### [TASK]
Copy out every line exactly as given.

### [PROVIDED MATERIAL]

■ ■ ■ ■

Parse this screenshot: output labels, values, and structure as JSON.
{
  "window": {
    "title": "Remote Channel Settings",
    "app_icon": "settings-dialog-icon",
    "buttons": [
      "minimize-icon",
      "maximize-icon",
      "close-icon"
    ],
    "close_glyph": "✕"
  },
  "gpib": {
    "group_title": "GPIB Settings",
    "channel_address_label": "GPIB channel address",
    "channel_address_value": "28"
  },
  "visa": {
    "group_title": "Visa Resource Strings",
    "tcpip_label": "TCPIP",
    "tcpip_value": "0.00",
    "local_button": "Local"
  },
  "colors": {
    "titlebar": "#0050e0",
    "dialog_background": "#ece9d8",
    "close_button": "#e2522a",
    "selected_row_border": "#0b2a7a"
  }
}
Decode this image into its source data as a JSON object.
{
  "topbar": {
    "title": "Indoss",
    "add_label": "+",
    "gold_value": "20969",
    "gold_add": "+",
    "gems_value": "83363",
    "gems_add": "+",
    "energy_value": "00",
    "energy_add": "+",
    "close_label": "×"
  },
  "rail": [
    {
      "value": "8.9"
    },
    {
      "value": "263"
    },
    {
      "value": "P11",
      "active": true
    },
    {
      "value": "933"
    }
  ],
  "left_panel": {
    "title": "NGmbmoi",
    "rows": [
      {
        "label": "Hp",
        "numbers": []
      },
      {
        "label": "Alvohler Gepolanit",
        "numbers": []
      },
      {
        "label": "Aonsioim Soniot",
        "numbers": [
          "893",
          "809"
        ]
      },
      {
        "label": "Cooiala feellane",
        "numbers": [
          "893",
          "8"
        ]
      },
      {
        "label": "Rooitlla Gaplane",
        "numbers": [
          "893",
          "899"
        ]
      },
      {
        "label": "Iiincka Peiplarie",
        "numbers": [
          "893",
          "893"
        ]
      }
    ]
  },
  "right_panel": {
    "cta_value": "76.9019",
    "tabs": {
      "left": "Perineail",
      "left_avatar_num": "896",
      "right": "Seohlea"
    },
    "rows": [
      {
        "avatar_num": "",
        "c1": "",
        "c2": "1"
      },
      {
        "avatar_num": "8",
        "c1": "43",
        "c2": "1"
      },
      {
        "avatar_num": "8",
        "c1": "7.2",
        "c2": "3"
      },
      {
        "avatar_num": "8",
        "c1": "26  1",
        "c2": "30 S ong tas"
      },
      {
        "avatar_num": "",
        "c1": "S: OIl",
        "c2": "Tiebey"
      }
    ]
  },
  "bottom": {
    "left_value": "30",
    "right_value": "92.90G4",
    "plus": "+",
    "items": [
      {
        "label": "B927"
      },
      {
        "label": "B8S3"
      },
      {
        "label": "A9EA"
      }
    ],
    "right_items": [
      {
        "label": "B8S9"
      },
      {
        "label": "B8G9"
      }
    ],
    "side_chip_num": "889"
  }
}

■ ■ ■ ■

### [CORRECT RESULT]
Parse this screenshot: output labels, values, and structure as JSON.
{
  "window": {
    "title": "Remote Channel Settings",
    "app_icon": "settings-dialog-icon",
    "buttons": [
      "minimize-icon",
      "maximize-icon",
      "close-icon"
    ],
    "close_glyph": "✕"
  },
  "gpib": {
    "group_title": "GPIB Settings",
    "channel_address_label": "GPIB channel address",
    "channel_address_value": "28"
  },
  "visa": {
    "group_title": "Visa Resource Strings",
    "tcpip_label": "TCPIP",
    "tcpip_value": "0.00",
    "local_button": "Local"
  },
  "colors": {
    "titlebar": "#0050e0",
    "dialog_background": "#ece9d8",
    "close_button": "#e2522a",
    "selected_row_border": "#0b2a7a"
  }
}
Decode this image into its source data as a JSON object.
{
  "topbar": {
    "title": "Indoss",
    "add_label": "+",
    "gold_value": "20969",
    "gold_add": "+",
    "gems_value": "83363",
    "gems_add": "+",
    "energy_value": "00",
    "energy_add": "+",
    "close_label": "×"
  },
  "rail": [
    {
      "value": "8.9"
    },
    {
      "value": "263"
    },
    {
      "value": "P11",
      "active": true
    },
    {
      "value": "933"
    }
  ],
  "left_panel": {
    "title": "NGmbmoi",
    "rows": [
      {
        "label": "Hp",
        "numbers": []
      },
      {
        "label": "Alvohler Gepolanit",
        "numbers": []
      },
      {
        "label": "Aonsioim Soniot",
        "numbers": [
          "893",
          "809"
        ]
      },
      {
        "label": "Cooiala feellane",
        "numbers": [
          "893",
          "8"
        ]
      },
      {
        "label": "Rooitlla Gaplane",
        "numbers": [
          "893",
          "899"
        ]
      },
      {
        "label": "Iiincka Peiplarie",
        "numbers": [
          "893",
          "893"
        ]
      }
    ]
  },
  "right_panel": {
    "cta_value": "76.9019",
    "tabs": {
      "left": "Perineail",
      "left_avatar_num": "896",
      "right": "Seohlea"
    },
    "rows": [
      {
        "avatar_num": "",
        "c1": "",
        "c2": "1"
      },
      {
        "avatar_num": "8",
        "c1": "43",
        "c2": "1"
      },
      {
        "avatar_num": "8",
        "c1": "7.2",
        "c2": "3"
      },
      {
        "avatar_num": "8",
        "c1": "26  1",
        "c2": "30 S ong tas"
      },
      {
        "avatar_num": "",
        "c1": "S: OIl",
        "c2": "Tiebey"
      }
    ]
  },
  "bottom": {
    "left_value": "30",
    "right_value": "92.90G4",
    "plus": "+",
    "items": [
      {
        "label": "B927"
      },
      {
        "label": "B8S3"
      },
      {
        "label": "A9EA"
      }
    ],
    "right_items": [
      {
        "label": "B8S9"
      },
      {
        "label": "B8G9"
      }
    ],
    "side_chip_num": "889"
  }
}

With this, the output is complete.